# Start of Data for the task
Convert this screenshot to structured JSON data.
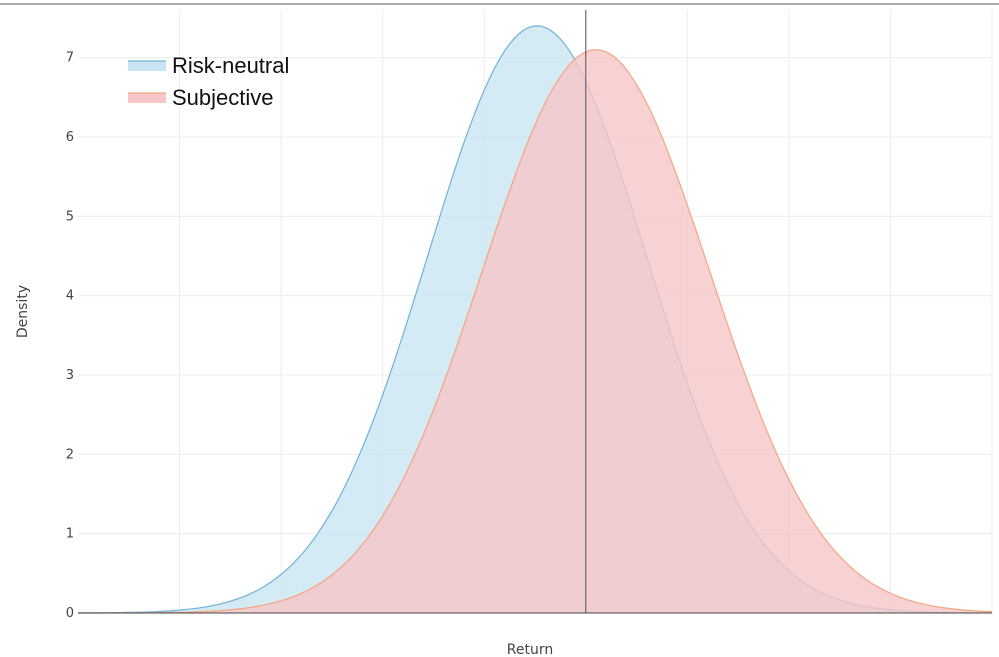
{
  "chart_data": {
    "type": "area",
    "xlabel": "Return",
    "ylabel": "Density",
    "ylim": [
      0,
      7.6
    ],
    "xlim": [
      -0.25,
      0.2
    ],
    "y_ticks": [
      "0",
      "1",
      "2",
      "3",
      "4",
      "5",
      "6",
      "7"
    ],
    "grid": true,
    "legend_position": "top-left",
    "vertical_line_x": 0,
    "series": [
      {
        "name": "Risk-neutral",
        "distribution": "normal",
        "mean": -0.024,
        "sd": 0.054,
        "peak_density": 7.4,
        "line_color": "#6fb3d8",
        "fill_color": "#c9e5f2"
      },
      {
        "name": "Subjective",
        "distribution": "normal",
        "mean": 0.005,
        "sd": 0.056,
        "peak_density": 7.1,
        "line_color": "#f4a582",
        "fill_color": "#f6c6c8"
      }
    ]
  }
}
# End of Data for the task
**Required work**. Print out every entry above without changing a word, and leave out the pictures.

**Completed exercise**.
Convert this screenshot to structured JSON data.
{
  "chart_data": {
    "type": "area",
    "xlabel": "Return",
    "ylabel": "Density",
    "ylim": [
      0,
      7.6
    ],
    "xlim": [
      -0.25,
      0.2
    ],
    "y_ticks": [
      "0",
      "1",
      "2",
      "3",
      "4",
      "5",
      "6",
      "7"
    ],
    "grid": true,
    "legend_position": "top-left",
    "vertical_line_x": 0,
    "series": [
      {
        "name": "Risk-neutral",
        "distribution": "normal",
        "mean": -0.024,
        "sd": 0.054,
        "peak_density": 7.4,
        "line_color": "#6fb3d8",
        "fill_color": "#c9e5f2"
      },
      {
        "name": "Subjective",
        "distribution": "normal",
        "mean": 0.005,
        "sd": 0.056,
        "peak_density": 7.1,
        "line_color": "#f4a582",
        "fill_color": "#f6c6c8"
      }
    ]
  }
}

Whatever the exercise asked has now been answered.